Answer with a single number: the count of lines that hold "more".

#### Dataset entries
○ ○ ○ ○ ○

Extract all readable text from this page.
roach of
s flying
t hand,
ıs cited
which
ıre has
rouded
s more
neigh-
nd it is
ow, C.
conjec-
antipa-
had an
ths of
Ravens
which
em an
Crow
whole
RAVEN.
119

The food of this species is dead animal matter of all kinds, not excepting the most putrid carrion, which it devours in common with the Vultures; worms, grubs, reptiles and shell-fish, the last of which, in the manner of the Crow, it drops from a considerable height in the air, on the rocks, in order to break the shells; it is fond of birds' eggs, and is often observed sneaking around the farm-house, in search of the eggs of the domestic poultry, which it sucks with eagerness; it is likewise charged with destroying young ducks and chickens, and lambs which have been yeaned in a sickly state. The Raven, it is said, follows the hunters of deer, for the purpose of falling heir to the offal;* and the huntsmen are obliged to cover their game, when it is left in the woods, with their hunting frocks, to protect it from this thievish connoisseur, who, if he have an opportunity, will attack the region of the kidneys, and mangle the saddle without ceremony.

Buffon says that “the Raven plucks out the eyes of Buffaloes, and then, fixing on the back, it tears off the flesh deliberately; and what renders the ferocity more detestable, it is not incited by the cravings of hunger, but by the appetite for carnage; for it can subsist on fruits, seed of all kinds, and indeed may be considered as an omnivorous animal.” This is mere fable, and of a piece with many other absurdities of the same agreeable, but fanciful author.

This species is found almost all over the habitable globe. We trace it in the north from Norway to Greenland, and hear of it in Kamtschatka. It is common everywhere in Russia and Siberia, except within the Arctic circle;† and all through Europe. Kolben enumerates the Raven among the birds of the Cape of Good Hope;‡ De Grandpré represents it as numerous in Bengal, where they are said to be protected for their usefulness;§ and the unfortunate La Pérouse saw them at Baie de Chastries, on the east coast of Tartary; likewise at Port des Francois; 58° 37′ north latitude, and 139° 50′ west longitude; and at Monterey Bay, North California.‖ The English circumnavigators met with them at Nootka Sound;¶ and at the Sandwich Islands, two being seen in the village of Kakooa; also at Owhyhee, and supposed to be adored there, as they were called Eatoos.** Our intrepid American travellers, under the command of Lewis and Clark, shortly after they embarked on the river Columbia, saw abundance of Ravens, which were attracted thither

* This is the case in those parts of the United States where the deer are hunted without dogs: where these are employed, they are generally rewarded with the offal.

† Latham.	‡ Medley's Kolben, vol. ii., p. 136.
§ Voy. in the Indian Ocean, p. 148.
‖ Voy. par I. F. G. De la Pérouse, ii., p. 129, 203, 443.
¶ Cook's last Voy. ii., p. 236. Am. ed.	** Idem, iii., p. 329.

○ ○ ○ ○ ○

#### Full answer
2